EXERCISE MATERIAL:
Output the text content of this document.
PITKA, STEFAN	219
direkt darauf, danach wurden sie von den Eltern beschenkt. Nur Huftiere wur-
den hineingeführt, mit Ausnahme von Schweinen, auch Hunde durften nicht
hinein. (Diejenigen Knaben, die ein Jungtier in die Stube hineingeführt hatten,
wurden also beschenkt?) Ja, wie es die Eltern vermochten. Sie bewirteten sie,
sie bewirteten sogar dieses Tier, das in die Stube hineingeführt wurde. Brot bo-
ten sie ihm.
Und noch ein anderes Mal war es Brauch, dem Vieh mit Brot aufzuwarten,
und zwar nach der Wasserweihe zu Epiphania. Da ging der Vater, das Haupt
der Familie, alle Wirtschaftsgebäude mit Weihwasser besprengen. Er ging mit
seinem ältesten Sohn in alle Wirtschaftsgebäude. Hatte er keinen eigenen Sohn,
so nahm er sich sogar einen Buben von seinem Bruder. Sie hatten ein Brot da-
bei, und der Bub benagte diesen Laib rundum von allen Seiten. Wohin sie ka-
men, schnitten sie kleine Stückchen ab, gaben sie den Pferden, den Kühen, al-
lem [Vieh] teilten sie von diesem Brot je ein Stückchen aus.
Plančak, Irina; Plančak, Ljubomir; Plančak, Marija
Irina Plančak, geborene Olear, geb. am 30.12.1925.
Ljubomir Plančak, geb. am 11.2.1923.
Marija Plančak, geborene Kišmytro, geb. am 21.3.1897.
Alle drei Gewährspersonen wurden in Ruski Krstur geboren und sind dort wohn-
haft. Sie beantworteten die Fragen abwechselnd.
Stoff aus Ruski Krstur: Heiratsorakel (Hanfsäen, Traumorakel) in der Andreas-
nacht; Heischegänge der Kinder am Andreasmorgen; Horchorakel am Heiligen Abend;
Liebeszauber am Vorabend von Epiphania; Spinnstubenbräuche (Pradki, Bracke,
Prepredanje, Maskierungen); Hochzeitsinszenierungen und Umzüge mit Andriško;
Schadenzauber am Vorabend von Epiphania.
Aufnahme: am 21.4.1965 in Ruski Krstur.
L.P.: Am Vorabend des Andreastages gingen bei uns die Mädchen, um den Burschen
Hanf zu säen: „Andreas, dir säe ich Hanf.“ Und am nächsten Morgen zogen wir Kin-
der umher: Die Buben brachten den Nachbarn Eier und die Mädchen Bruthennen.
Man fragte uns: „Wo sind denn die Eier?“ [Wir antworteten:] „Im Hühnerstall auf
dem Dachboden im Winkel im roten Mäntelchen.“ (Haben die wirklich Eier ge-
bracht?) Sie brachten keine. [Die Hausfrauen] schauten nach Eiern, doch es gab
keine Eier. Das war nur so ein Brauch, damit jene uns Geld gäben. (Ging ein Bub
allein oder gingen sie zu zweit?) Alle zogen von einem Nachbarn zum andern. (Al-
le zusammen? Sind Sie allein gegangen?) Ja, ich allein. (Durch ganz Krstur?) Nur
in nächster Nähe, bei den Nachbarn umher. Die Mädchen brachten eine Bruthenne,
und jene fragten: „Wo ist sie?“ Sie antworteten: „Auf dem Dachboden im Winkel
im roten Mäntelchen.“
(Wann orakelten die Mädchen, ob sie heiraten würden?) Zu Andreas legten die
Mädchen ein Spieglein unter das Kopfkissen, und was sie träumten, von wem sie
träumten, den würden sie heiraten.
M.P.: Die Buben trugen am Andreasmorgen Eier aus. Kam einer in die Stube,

YOUR GOAL:
Every record above must be duplicated exactly.

THE RESULT:
Output the text content of this document.
PITKA, STEFAN	219
direkt darauf, danach wurden sie von den Eltern beschenkt. Nur Huftiere wur-
den hineingeführt, mit Ausnahme von Schweinen, auch Hunde durften nicht
hinein. (Diejenigen Knaben, die ein Jungtier in die Stube hineingeführt hatten,
wurden also beschenkt?) Ja, wie es die Eltern vermochten. Sie bewirteten sie,
sie bewirteten sogar dieses Tier, das in die Stube hineingeführt wurde. Brot bo-
ten sie ihm.
Und noch ein anderes Mal war es Brauch, dem Vieh mit Brot aufzuwarten,
und zwar nach der Wasserweihe zu Epiphania. Da ging der Vater, das Haupt
der Familie, alle Wirtschaftsgebäude mit Weihwasser besprengen. Er ging mit
seinem ältesten Sohn in alle Wirtschaftsgebäude. Hatte er keinen eigenen Sohn,
so nahm er sich sogar einen Buben von seinem Bruder. Sie hatten ein Brot da-
bei, und der Bub benagte diesen Laib rundum von allen Seiten. Wohin sie ka-
men, schnitten sie kleine Stückchen ab, gaben sie den Pferden, den Kühen, al-
lem [Vieh] teilten sie von diesem Brot je ein Stückchen aus.
Plančak, Irina; Plančak, Ljubomir; Plančak, Marija
Irina Plančak, geborene Olear, geb. am 30.12.1925.
Ljubomir Plančak, geb. am 11.2.1923.
Marija Plančak, geborene Kišmytro, geb. am 21.3.1897.
Alle drei Gewährspersonen wurden in Ruski Krstur geboren und sind dort wohn-
haft. Sie beantworteten die Fragen abwechselnd.
Stoff aus Ruski Krstur: Heiratsorakel (Hanfsäen, Traumorakel) in der Andreas-
nacht; Heischegänge der Kinder am Andreasmorgen; Horchorakel am Heiligen Abend;
Liebeszauber am Vorabend von Epiphania; Spinnstubenbräuche (Pradki, Bracke,
Prepredanje, Maskierungen); Hochzeitsinszenierungen und Umzüge mit Andriško;
Schadenzauber am Vorabend von Epiphania.
Aufnahme: am 21.4.1965 in Ruski Krstur.
L.P.: Am Vorabend des Andreastages gingen bei uns die Mädchen, um den Burschen
Hanf zu säen: „Andreas, dir säe ich Hanf.“ Und am nächsten Morgen zogen wir Kin-
der umher: Die Buben brachten den Nachbarn Eier und die Mädchen Bruthennen.
Man fragte uns: „Wo sind denn die Eier?“ [Wir antworteten:] „Im Hühnerstall auf
dem Dachboden im Winkel im roten Mäntelchen.“ (Haben die wirklich Eier ge-
bracht?) Sie brachten keine. [Die Hausfrauen] schauten nach Eiern, doch es gab
keine Eier. Das war nur so ein Brauch, damit jene uns Geld gäben. (Ging ein Bub
allein oder gingen sie zu zweit?) Alle zogen von einem Nachbarn zum andern. (Al-
le zusammen? Sind Sie allein gegangen?) Ja, ich allein. (Durch ganz Krstur?) Nur
in nächster Nähe, bei den Nachbarn umher. Die Mädchen brachten eine Bruthenne,
und jene fragten: „Wo ist sie?“ Sie antworteten: „Auf dem Dachboden im Winkel
im roten Mäntelchen.“
(Wann orakelten die Mädchen, ob sie heiraten würden?) Zu Andreas legten die
Mädchen ein Spieglein unter das Kopfkissen, und was sie träumten, von wem sie
träumten, den würden sie heiraten.
M.P.: Die Buben trugen am Andreasmorgen Eier aus. Kam einer in die Stube,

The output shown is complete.